■ What is needed ■
Wherever the string "Meissen" shows up in a line, count that line. Give the total alone.

■ Records supplied ■

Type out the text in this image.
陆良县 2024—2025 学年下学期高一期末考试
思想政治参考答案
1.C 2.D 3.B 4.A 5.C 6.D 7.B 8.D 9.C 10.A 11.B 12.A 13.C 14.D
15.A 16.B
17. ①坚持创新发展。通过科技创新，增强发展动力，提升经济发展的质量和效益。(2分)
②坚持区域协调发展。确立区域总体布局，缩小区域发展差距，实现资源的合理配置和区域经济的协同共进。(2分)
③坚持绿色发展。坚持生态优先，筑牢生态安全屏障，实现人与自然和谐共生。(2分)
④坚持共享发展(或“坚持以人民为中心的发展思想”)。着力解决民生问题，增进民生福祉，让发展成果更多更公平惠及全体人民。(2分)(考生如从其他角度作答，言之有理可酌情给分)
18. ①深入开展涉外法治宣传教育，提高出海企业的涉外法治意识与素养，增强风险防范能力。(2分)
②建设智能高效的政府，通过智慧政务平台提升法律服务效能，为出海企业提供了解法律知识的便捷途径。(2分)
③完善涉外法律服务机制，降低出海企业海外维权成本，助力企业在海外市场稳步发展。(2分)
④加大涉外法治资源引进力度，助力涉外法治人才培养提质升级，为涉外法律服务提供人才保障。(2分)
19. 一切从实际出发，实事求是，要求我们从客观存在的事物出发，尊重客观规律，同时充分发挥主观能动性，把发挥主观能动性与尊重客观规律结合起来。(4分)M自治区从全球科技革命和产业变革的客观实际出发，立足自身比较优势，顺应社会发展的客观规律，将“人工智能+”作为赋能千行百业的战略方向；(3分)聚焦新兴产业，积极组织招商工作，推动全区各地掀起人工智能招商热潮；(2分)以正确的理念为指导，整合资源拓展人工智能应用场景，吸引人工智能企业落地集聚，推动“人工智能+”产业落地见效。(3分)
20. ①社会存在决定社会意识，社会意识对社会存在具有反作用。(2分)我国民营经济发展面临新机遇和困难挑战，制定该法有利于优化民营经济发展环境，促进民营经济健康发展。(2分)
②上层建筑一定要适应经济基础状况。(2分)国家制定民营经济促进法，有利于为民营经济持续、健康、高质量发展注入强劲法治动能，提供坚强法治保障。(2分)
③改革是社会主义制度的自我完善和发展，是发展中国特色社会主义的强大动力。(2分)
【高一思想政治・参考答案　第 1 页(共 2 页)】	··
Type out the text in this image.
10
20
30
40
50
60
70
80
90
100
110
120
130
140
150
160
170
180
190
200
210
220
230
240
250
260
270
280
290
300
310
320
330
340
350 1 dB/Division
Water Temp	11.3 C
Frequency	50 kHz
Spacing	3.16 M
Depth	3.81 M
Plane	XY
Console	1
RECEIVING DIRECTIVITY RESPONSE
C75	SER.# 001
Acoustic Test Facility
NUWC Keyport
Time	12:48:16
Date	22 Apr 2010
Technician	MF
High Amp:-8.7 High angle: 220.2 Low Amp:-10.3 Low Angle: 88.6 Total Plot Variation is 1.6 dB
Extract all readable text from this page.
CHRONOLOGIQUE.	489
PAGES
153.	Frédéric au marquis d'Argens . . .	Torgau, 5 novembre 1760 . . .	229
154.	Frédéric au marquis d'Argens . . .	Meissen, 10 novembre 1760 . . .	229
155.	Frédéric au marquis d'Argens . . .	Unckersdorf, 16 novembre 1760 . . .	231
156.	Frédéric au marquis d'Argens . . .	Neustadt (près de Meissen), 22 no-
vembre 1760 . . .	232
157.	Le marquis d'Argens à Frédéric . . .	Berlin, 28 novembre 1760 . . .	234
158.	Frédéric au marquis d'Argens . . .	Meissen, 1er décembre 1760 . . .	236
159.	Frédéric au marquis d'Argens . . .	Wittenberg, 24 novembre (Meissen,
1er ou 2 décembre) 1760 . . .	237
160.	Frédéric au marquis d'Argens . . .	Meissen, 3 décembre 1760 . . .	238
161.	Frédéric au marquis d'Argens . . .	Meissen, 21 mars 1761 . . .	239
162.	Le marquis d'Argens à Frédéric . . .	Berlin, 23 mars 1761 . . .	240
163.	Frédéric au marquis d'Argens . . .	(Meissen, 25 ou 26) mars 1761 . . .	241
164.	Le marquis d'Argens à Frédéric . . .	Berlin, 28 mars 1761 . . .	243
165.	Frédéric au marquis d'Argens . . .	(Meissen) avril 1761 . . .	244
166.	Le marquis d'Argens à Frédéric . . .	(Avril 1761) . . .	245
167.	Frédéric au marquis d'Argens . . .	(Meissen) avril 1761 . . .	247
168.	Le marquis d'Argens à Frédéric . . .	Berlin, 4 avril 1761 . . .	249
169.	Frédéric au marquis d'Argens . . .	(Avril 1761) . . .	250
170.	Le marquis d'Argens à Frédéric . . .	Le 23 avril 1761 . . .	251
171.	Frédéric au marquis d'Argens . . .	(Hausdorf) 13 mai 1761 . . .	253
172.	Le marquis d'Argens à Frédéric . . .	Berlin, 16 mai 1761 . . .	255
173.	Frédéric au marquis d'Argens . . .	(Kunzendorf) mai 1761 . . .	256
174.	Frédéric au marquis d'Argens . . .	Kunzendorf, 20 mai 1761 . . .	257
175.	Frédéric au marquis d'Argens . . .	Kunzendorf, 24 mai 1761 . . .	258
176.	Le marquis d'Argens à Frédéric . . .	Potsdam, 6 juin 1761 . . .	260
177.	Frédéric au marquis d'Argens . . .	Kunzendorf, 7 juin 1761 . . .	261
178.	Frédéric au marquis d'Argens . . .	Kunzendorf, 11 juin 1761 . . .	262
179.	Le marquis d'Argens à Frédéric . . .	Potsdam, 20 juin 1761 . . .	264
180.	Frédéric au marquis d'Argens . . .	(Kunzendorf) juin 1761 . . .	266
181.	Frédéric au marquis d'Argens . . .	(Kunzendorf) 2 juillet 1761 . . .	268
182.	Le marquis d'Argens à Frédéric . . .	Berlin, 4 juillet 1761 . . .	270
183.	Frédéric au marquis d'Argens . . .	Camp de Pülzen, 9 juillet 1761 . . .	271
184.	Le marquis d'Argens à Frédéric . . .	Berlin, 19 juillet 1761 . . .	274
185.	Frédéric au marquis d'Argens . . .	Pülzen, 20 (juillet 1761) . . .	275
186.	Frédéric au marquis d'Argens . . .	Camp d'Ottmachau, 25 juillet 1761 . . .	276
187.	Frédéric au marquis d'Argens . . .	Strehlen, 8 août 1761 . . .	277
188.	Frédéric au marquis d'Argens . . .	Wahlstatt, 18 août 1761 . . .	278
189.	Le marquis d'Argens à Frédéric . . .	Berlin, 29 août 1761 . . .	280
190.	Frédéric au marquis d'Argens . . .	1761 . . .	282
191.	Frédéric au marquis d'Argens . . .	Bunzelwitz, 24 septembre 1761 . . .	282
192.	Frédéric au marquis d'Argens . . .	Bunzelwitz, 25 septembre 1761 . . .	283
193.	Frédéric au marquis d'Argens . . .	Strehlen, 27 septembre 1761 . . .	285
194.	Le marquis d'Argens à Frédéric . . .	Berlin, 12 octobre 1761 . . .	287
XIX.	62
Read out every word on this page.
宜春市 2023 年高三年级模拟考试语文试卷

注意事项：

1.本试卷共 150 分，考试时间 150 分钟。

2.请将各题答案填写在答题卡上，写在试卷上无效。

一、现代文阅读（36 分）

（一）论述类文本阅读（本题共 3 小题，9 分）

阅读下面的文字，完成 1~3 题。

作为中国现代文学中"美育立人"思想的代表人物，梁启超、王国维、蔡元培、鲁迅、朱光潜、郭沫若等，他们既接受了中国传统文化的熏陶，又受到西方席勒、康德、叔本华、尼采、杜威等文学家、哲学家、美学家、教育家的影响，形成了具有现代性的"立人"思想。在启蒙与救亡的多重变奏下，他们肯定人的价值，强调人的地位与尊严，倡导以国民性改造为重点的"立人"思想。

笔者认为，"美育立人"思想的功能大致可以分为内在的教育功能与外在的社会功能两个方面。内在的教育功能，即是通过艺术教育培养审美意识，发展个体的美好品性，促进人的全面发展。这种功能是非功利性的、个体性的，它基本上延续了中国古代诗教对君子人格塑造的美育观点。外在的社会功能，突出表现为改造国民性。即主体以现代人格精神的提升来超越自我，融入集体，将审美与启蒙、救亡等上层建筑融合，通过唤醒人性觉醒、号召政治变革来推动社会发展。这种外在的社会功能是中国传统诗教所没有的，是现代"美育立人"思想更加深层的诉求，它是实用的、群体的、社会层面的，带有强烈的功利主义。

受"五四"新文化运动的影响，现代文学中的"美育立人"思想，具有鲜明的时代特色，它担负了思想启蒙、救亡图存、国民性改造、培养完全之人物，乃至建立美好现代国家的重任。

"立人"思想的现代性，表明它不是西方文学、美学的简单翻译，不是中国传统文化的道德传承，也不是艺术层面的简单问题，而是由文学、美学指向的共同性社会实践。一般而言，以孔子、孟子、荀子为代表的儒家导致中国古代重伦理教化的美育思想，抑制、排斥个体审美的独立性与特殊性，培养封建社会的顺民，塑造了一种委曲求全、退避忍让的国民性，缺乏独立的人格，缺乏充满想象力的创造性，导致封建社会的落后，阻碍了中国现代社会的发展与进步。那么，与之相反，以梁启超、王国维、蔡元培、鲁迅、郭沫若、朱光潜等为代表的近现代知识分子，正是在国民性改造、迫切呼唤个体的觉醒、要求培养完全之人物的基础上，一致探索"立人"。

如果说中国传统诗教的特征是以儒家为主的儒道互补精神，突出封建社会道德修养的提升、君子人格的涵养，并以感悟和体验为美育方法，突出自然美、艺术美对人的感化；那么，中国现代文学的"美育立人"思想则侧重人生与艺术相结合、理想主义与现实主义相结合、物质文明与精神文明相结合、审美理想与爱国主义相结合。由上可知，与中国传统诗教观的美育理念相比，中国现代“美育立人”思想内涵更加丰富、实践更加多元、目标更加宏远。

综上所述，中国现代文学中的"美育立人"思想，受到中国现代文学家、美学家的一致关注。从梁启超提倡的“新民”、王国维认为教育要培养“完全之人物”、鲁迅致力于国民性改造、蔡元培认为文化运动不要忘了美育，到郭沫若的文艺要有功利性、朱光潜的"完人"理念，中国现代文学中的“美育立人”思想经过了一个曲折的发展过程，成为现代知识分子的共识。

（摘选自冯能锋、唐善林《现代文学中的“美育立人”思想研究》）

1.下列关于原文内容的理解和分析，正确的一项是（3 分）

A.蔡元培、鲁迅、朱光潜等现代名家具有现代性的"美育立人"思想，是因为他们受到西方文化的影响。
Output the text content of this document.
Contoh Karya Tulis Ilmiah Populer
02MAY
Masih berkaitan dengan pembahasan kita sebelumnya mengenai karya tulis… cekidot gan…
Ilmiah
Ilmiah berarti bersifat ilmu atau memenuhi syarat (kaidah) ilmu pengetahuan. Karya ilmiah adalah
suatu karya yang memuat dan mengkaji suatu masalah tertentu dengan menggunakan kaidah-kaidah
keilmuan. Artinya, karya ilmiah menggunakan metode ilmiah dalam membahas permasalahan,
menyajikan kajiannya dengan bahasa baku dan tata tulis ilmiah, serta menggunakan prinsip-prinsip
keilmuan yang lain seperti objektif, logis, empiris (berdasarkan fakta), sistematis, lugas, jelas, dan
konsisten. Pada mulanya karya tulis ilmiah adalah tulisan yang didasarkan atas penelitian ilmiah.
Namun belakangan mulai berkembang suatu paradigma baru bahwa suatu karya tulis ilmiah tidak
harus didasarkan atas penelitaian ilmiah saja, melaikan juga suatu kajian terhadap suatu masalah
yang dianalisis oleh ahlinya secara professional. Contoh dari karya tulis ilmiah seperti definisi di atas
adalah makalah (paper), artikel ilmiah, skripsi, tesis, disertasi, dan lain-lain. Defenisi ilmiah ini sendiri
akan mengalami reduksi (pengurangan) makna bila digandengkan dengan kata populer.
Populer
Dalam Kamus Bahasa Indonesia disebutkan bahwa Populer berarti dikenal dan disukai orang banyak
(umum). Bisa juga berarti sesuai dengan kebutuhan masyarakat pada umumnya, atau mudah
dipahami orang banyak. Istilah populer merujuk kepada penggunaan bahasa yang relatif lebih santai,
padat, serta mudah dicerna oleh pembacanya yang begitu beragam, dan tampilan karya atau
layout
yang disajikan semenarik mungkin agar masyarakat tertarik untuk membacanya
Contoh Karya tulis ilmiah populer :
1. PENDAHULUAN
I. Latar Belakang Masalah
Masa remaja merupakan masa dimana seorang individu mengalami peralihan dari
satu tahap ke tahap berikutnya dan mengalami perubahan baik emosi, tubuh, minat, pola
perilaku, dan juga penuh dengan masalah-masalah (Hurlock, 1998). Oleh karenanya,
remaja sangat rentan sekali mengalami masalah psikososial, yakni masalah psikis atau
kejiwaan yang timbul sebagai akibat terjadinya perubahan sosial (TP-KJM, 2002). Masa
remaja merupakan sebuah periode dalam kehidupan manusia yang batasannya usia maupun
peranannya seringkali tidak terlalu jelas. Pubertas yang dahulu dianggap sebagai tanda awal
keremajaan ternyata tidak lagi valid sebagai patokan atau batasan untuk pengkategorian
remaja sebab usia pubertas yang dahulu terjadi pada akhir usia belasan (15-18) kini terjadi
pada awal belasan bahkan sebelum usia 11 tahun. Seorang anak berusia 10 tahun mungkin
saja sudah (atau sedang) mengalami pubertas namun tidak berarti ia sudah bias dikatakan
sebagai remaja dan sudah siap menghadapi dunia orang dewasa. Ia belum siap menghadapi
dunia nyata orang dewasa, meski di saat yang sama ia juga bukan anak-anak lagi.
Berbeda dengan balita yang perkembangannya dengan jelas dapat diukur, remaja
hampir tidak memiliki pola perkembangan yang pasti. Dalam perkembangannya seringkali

■ Complete output ■
9